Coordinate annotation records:
· · · ·

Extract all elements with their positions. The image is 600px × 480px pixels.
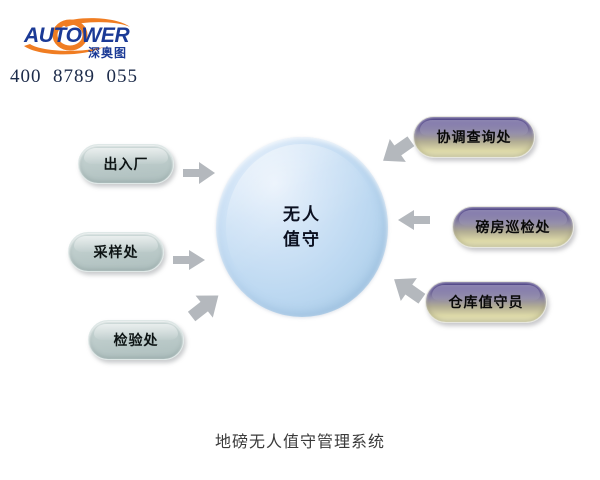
node-cang-ku-zhi-shou-yuan[interactable]: 仓库值守员 bbox=[425, 281, 547, 323]
node-label: 采样处 bbox=[94, 242, 139, 262]
logo-wordmark: AUTOWER bbox=[23, 24, 131, 47]
node-label: 协调查询处 bbox=[437, 127, 512, 147]
node-chu-ru-chang[interactable]: 出入厂 bbox=[78, 144, 174, 184]
node-label: 仓库值守员 bbox=[449, 292, 524, 312]
autower-logo: AUTOWER 深奥图 bbox=[14, 14, 154, 62]
arrow-right-icon bbox=[182, 160, 216, 186]
logo-graphic: AUTOWER 深奥图 bbox=[14, 14, 154, 62]
arrow-left-icon bbox=[397, 208, 431, 232]
center-hub-label: 无人 值守 bbox=[216, 137, 388, 317]
node-bang-fang-xun-jian-chu[interactable]: 磅房巡检处 bbox=[452, 206, 574, 248]
center-hub-node: 无人 值守 bbox=[216, 137, 388, 317]
contact-phone-number: 400 8789 055 bbox=[10, 66, 138, 88]
node-xie-tiao-cha-xun-chu[interactable]: 协调查询处 bbox=[413, 116, 535, 158]
node-label: 磅房巡检处 bbox=[476, 217, 551, 237]
center-hub-label-line1: 无人 bbox=[283, 202, 321, 228]
node-label: 出入厂 bbox=[104, 154, 149, 174]
node-label: 检验处 bbox=[114, 330, 159, 350]
arrow-up-left-icon bbox=[389, 271, 427, 307]
diagram-caption: 地磅无人值守管理系统 bbox=[0, 428, 600, 452]
diagram-page: AUTOWER 深奥图 400 8789 055 无人 值守 出入厂 采样处 检… bbox=[0, 0, 600, 480]
arrow-right-icon bbox=[172, 248, 206, 272]
node-cai-yang-chu[interactable]: 采样处 bbox=[68, 232, 164, 272]
node-jian-yan-chu[interactable]: 检验处 bbox=[88, 320, 184, 360]
logo-subtext: 深奥图 bbox=[88, 45, 127, 60]
center-hub-label-line2: 值守 bbox=[283, 227, 321, 253]
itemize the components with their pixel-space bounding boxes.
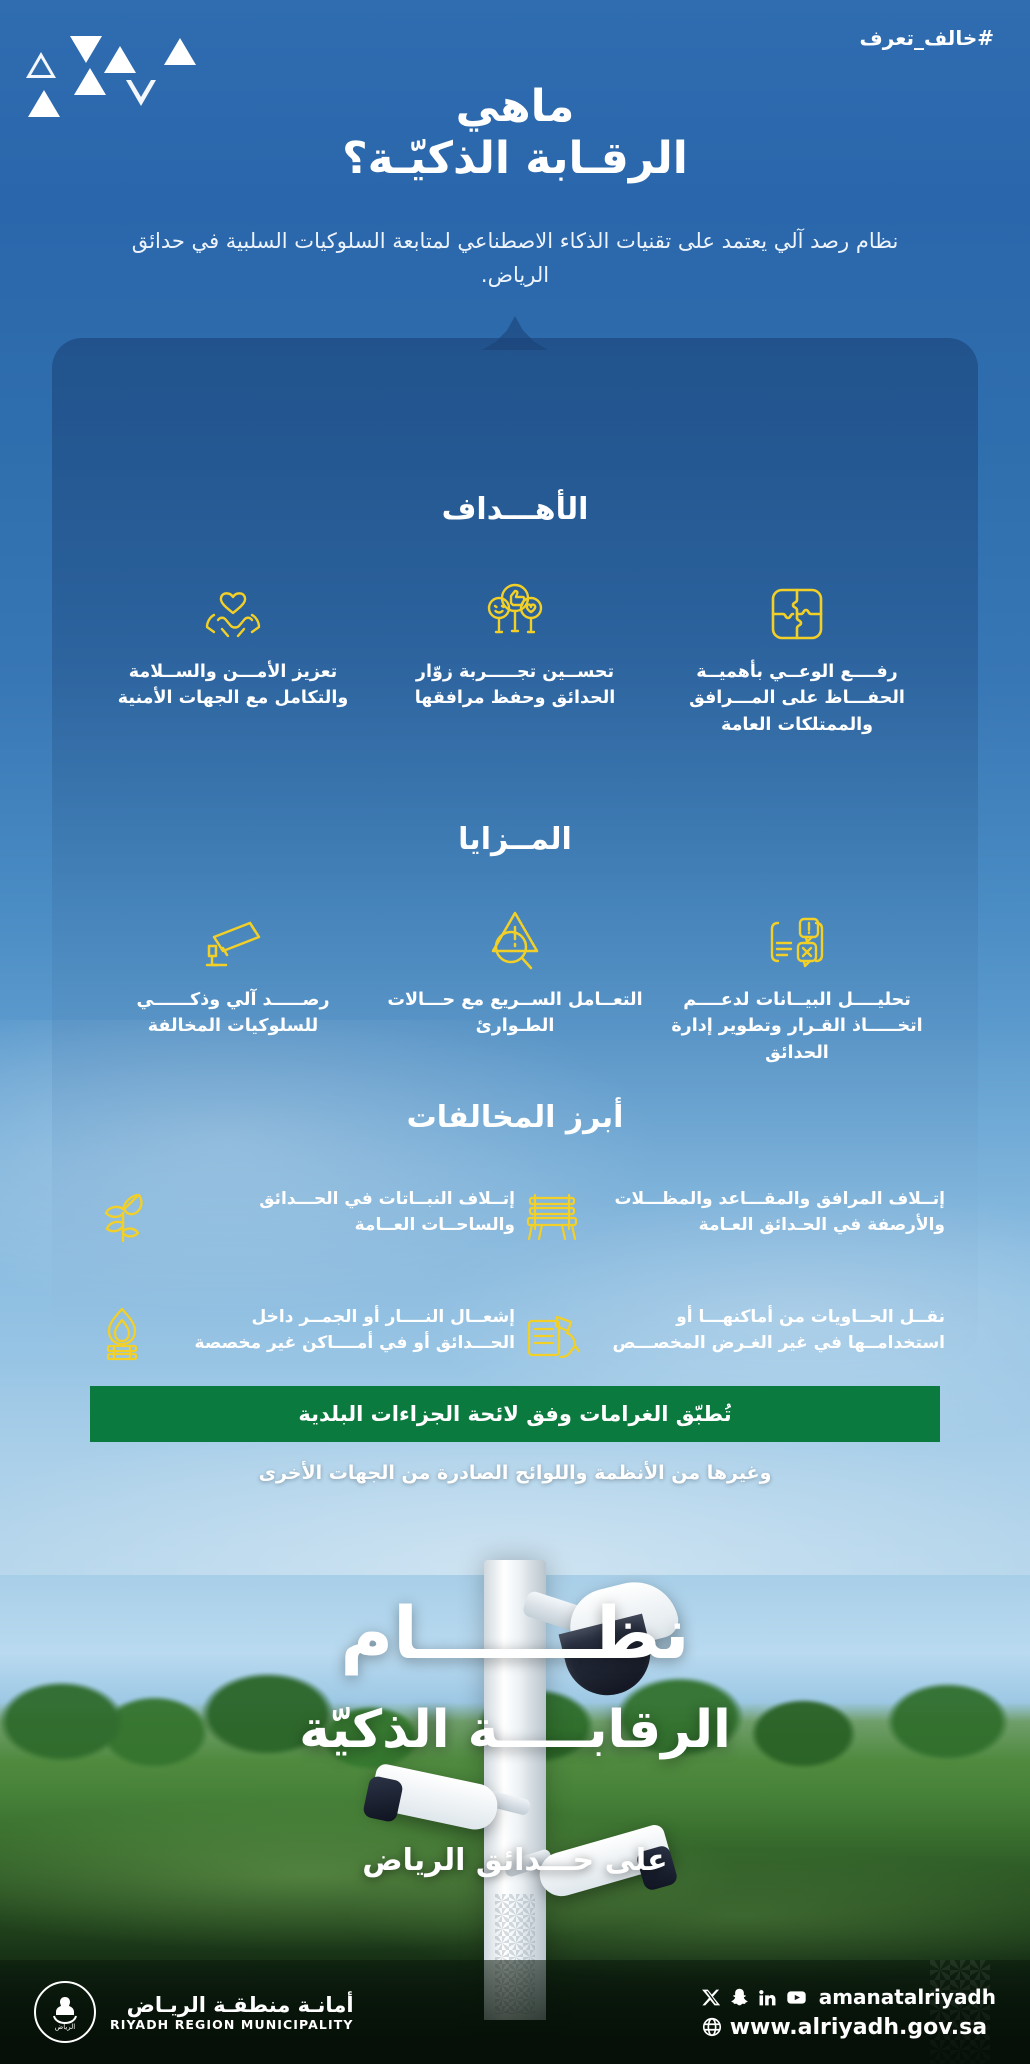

· · · ·

TASK DESCRIPTION:
Retype the lines starting at the one containing "281, 547, 323]" and ending at the one containing "node-cai-yang-chu[interactable]: 采样处 bbox=[68, 232, 164, 272]", keeping each line identical.

RESULT:
node-cang-ku-zhi-shou-yuan[interactable]: 仓库值守员 bbox=[425, 281, 547, 323]
node-label: 采样处 bbox=[94, 242, 139, 262]
logo-wordmark: AUTOWER bbox=[23, 24, 131, 47]
node-label: 协调查询处 bbox=[437, 127, 512, 147]
node-chu-ru-chang[interactable]: 出入厂 bbox=[78, 144, 174, 184]
node-label: 仓库值守员 bbox=[449, 292, 524, 312]
autower-logo: AUTOWER 深奥图 bbox=[14, 14, 154, 62]
arrow-right-icon bbox=[182, 160, 216, 186]
logo-graphic: AUTOWER 深奥图 bbox=[14, 14, 154, 62]
arrow-left-icon bbox=[397, 208, 431, 232]
center-hub-label: 无人 值守 bbox=[216, 137, 388, 317]
node-bang-fang-xun-jian-chu[interactable]: 磅房巡检处 bbox=[452, 206, 574, 248]
center-hub-node: 无人 值守 bbox=[216, 137, 388, 317]
contact-phone-number: 400 8789 055 bbox=[10, 66, 138, 88]
node-xie-tiao-cha-xun-chu[interactable]: 协调查询处 bbox=[413, 116, 535, 158]
node-label: 磅房巡检处 bbox=[476, 217, 551, 237]
center-hub-label-line1: 无人 bbox=[283, 202, 321, 228]
node-label: 出入厂 bbox=[104, 154, 149, 174]
node-label: 检验处 bbox=[114, 330, 159, 350]
arrow-up-left-icon bbox=[389, 271, 427, 307]
diagram-caption: 地磅无人值守管理系统 bbox=[0, 428, 600, 452]
diagram-page: AUTOWER 深奥图 400 8789 055 无人 值守 出入厂 采样处 检… bbox=[0, 0, 600, 480]
arrow-right-icon bbox=[172, 248, 206, 272]
node-cai-yang-chu[interactable]: 采样处 bbox=[68, 232, 164, 272]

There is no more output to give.